TASK BRIEF => Please transcribe the data that follows without the pictures, keeping every word the same.

──────── DATA ENTRIES ────────

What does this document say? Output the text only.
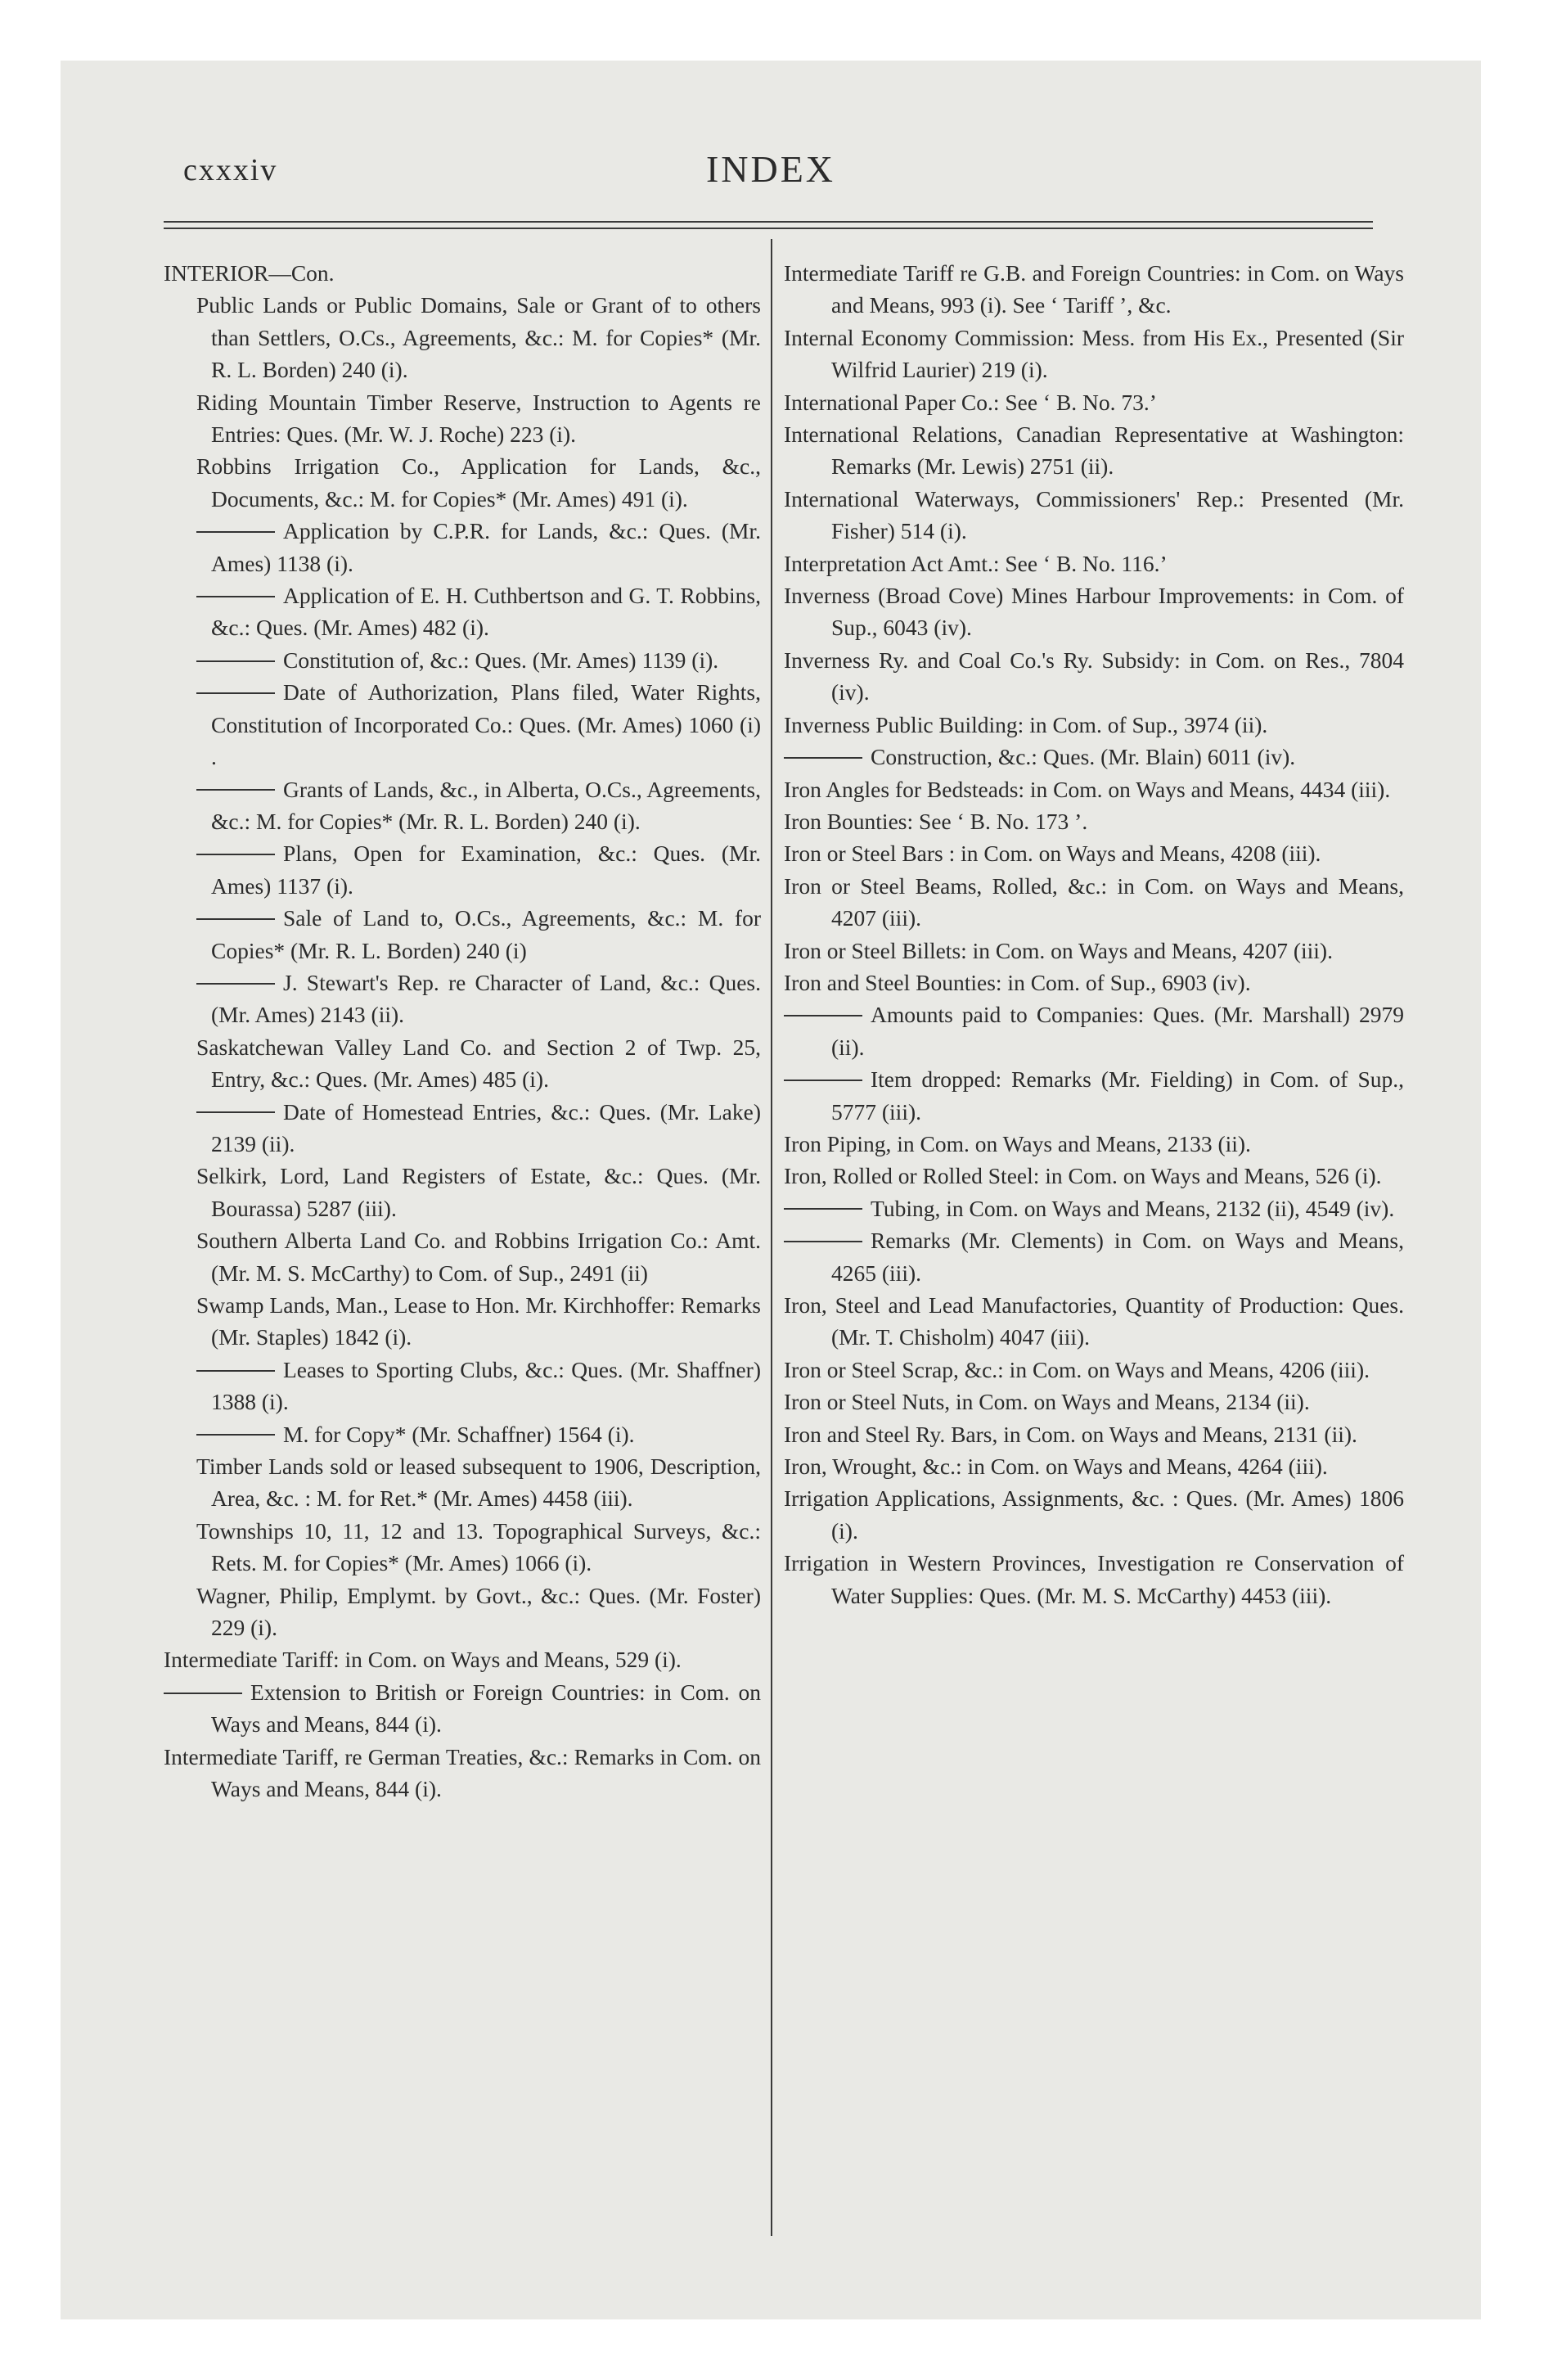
cxxxiv	INDEX

INTERIOR—Con.

Public Lands or Public Domains, Sale or Grant of to others than Settlers, O.Cs., Agreements, &c.: M. for Copies* (Mr. R. L. Borden) 240 (i).

Riding Mountain Timber Reserve, Instruction to Agents re Entries: Ques. (Mr. W. J. Roche) 223 (i).

Robbins Irrigation Co., Application for Lands, &c., Documents, &c.: M. for Copies* (Mr. Ames) 491 (i).

Application by C.P.R. for Lands, &c.: Ques. (Mr. Ames) 1138 (i).

Application of E. H. Cuthbertson and G. T. Robbins, &c.: Ques. (Mr. Ames) 482 (i).

Constitution of, &c.: Ques. (Mr. Ames) 1139 (i).

Date of Authorization, Plans filed, Water Rights, Constitution of Incorporated Co.: Ques. (Mr. Ames) 1060 (i) .

Grants of Lands, &c., in Alberta, O.Cs., Agreements, &c.: M. for Copies* (Mr. R. L. Borden) 240 (i).

Plans, Open for Examination, &c.: Ques. (Mr. Ames) 1137 (i).

Sale of Land to, O.Cs., Agreements, &c.: M. for Copies* (Mr. R. L. Borden) 240 (i)

J. Stewart's Rep. re Character of Land, &c.: Ques. (Mr. Ames) 2143 (ii).

Saskatchewan Valley Land Co. and Section 2 of Twp. 25, Entry, &c.: Ques. (Mr. Ames) 485 (i).

Date of Homestead Entries, &c.: Ques. (Mr. Lake) 2139 (ii).

Selkirk, Lord, Land Registers of Estate, &c.: Ques. (Mr. Bourassa) 5287 (iii).

Southern Alberta Land Co. and Robbins Irrigation Co.: Amt. (Mr. M. S. McCarthy) to Com. of Sup., 2491 (ii)

Swamp Lands, Man., Lease to Hon. Mr. Kirchhoffer: Remarks (Mr. Staples) 1842 (i).

Leases to Sporting Clubs, &c.: Ques. (Mr. Shaffner) 1388 (i).

M. for Copy* (Mr. Schaffner) 1564 (i).

Timber Lands sold or leased subsequent to 1906, Description, Area, &c. : M. for Ret.* (Mr. Ames) 4458 (iii).

Townships 10, 11, 12 and 13. Topographical Surveys, &c.: Rets. M. for Copies* (Mr. Ames) 1066 (i).

Wagner, Philip, Emplymt. by Govt., &c.: Ques. (Mr. Foster) 229 (i).

Intermediate Tariff: in Com. on Ways and Means, 529 (i).

Extension to British or Foreign Countries: in Com. on Ways and Means, 844 (i).

Intermediate Tariff, re German Treaties, &c.: Remarks in Com. on Ways and Means, 844 (i).

Intermediate Tariff re G.B. and Foreign Countries: in Com. on Ways and Means, 993 (i). See ‘ Tariff ’, &c.

Internal Economy Commission: Mess. from His Ex., Presented (Sir Wilfrid Laurier) 219 (i).

International Paper Co.: See ‘ B. No. 73.’

International Relations, Canadian Representative at Washington: Remarks (Mr. Lewis) 2751 (ii).

International Waterways, Commissioners' Rep.: Presented (Mr. Fisher) 514 (i).

Interpretation Act Amt.: See ‘ B. No. 116.’

Inverness (Broad Cove) Mines Harbour Improvements: in Com. of Sup., 6043 (iv).

Inverness Ry. and Coal Co.'s Ry. Subsidy: in Com. on Res., 7804 (iv).

Inverness Public Building: in Com. of Sup., 3974 (ii).

Construction, &c.: Ques. (Mr. Blain) 6011 (iv).

Iron Angles for Bedsteads: in Com. on Ways and Means, 4434 (iii).

Iron Bounties: See ‘ B. No. 173 ’.

Iron or Steel Bars : in Com. on Ways and Means, 4208 (iii).

Iron or Steel Beams, Rolled, &c.: in Com. on Ways and Means, 4207 (iii).

Iron or Steel Billets: in Com. on Ways and Means, 4207 (iii).

Iron and Steel Bounties: in Com. of Sup., 6903 (iv).

Amounts paid to Companies: Ques. (Mr. Marshall) 2979 (ii).

Item dropped: Remarks (Mr. Fielding) in Com. of Sup., 5777 (iii).

Iron Piping, in Com. on Ways and Means, 2133 (ii).

Iron, Rolled or Rolled Steel: in Com. on Ways and Means, 526 (i).

Tubing, in Com. on Ways and Means, 2132 (ii), 4549 (iv).

Remarks (Mr. Clements) in Com. on Ways and Means, 4265 (iii).

Iron, Steel and Lead Manufactories, Quantity of Production: Ques. (Mr. T. Chisholm) 4047 (iii).

Iron or Steel Scrap, &c.: in Com. on Ways and Means, 4206 (iii).

Iron or Steel Nuts, in Com. on Ways and Means, 2134 (ii).

Iron and Steel Ry. Bars, in Com. on Ways and Means, 2131 (ii).

Iron, Wrought, &c.: in Com. on Ways and Means, 4264 (iii).

Irrigation Applications, Assignments, &c. : Ques. (Mr. Ames) 1806 (i).

Irrigation in Western Provinces, Investigation re Conservation of Water Supplies: Ques. (Mr. M. S. McCarthy) 4453 (iii).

────────

SOLUTION =>
What does this document say? Output the text only.
cxxxiv	INDEX

INTERIOR—Con.

Public Lands or Public Domains, Sale or Grant of to others than Settlers, O.Cs., Agreements, &c.: M. for Copies* (Mr. R. L. Borden) 240 (i).

Riding Mountain Timber Reserve, Instruction to Agents re Entries: Ques. (Mr. W. J. Roche) 223 (i).

Robbins Irrigation Co., Application for Lands, &c., Documents, &c.: M. for Copies* (Mr. Ames) 491 (i).

Application by C.P.R. for Lands, &c.: Ques. (Mr. Ames) 1138 (i).

Application of E. H. Cuthbertson and G. T. Robbins, &c.: Ques. (Mr. Ames) 482 (i).

Constitution of, &c.: Ques. (Mr. Ames) 1139 (i).

Date of Authorization, Plans filed, Water Rights, Constitution of Incorporated Co.: Ques. (Mr. Ames) 1060 (i) .

Grants of Lands, &c., in Alberta, O.Cs., Agreements, &c.: M. for Copies* (Mr. R. L. Borden) 240 (i).

Plans, Open for Examination, &c.: Ques. (Mr. Ames) 1137 (i).

Sale of Land to, O.Cs., Agreements, &c.: M. for Copies* (Mr. R. L. Borden) 240 (i)

J. Stewart's Rep. re Character of Land, &c.: Ques. (Mr. Ames) 2143 (ii).

Saskatchewan Valley Land Co. and Section 2 of Twp. 25, Entry, &c.: Ques. (Mr. Ames) 485 (i).

Date of Homestead Entries, &c.: Ques. (Mr. Lake) 2139 (ii).

Selkirk, Lord, Land Registers of Estate, &c.: Ques. (Mr. Bourassa) 5287 (iii).

Southern Alberta Land Co. and Robbins Irrigation Co.: Amt. (Mr. M. S. McCarthy) to Com. of Sup., 2491 (ii)

Swamp Lands, Man., Lease to Hon. Mr. Kirchhoffer: Remarks (Mr. Staples) 1842 (i).

Leases to Sporting Clubs, &c.: Ques. (Mr. Shaffner) 1388 (i).

M. for Copy* (Mr. Schaffner) 1564 (i).

Timber Lands sold or leased subsequent to 1906, Description, Area, &c. : M. for Ret.* (Mr. Ames) 4458 (iii).

Townships 10, 11, 12 and 13. Topographical Surveys, &c.: Rets. M. for Copies* (Mr. Ames) 1066 (i).

Wagner, Philip, Emplymt. by Govt., &c.: Ques. (Mr. Foster) 229 (i).

Intermediate Tariff: in Com. on Ways and Means, 529 (i).

Extension to British or Foreign Countries: in Com. on Ways and Means, 844 (i).

Intermediate Tariff, re German Treaties, &c.: Remarks in Com. on Ways and Means, 844 (i).

Intermediate Tariff re G.B. and Foreign Countries: in Com. on Ways and Means, 993 (i). See ‘ Tariff ’, &c.

Internal Economy Commission: Mess. from His Ex., Presented (Sir Wilfrid Laurier) 219 (i).

International Paper Co.: See ‘ B. No. 73.’

International Relations, Canadian Representative at Washington: Remarks (Mr. Lewis) 2751 (ii).

International Waterways, Commissioners' Rep.: Presented (Mr. Fisher) 514 (i).

Interpretation Act Amt.: See ‘ B. No. 116.’

Inverness (Broad Cove) Mines Harbour Improvements: in Com. of Sup., 6043 (iv).

Inverness Ry. and Coal Co.'s Ry. Subsidy: in Com. on Res., 7804 (iv).

Inverness Public Building: in Com. of Sup., 3974 (ii).

Construction, &c.: Ques. (Mr. Blain) 6011 (iv).

Iron Angles for Bedsteads: in Com. on Ways and Means, 4434 (iii).

Iron Bounties: See ‘ B. No. 173 ’.

Iron or Steel Bars : in Com. on Ways and Means, 4208 (iii).

Iron or Steel Beams, Rolled, &c.: in Com. on Ways and Means, 4207 (iii).

Iron or Steel Billets: in Com. on Ways and Means, 4207 (iii).

Iron and Steel Bounties: in Com. of Sup., 6903 (iv).

Amounts paid to Companies: Ques. (Mr. Marshall) 2979 (ii).

Item dropped: Remarks (Mr. Fielding) in Com. of Sup., 5777 (iii).

Iron Piping, in Com. on Ways and Means, 2133 (ii).

Iron, Rolled or Rolled Steel: in Com. on Ways and Means, 526 (i).

Tubing, in Com. on Ways and Means, 2132 (ii), 4549 (iv).

Remarks (Mr. Clements) in Com. on Ways and Means, 4265 (iii).

Iron, Steel and Lead Manufactories, Quantity of Production: Ques. (Mr. T. Chisholm) 4047 (iii).

Iron or Steel Scrap, &c.: in Com. on Ways and Means, 4206 (iii).

Iron or Steel Nuts, in Com. on Ways and Means, 2134 (ii).

Iron and Steel Ry. Bars, in Com. on Ways and Means, 2131 (ii).

Iron, Wrought, &c.: in Com. on Ways and Means, 4264 (iii).

Irrigation Applications, Assignments, &c. : Ques. (Mr. Ames) 1806 (i).

Irrigation in Western Provinces, Investigation re Conservation of Water Supplies: Ques. (Mr. M. S. McCarthy) 4453 (iii).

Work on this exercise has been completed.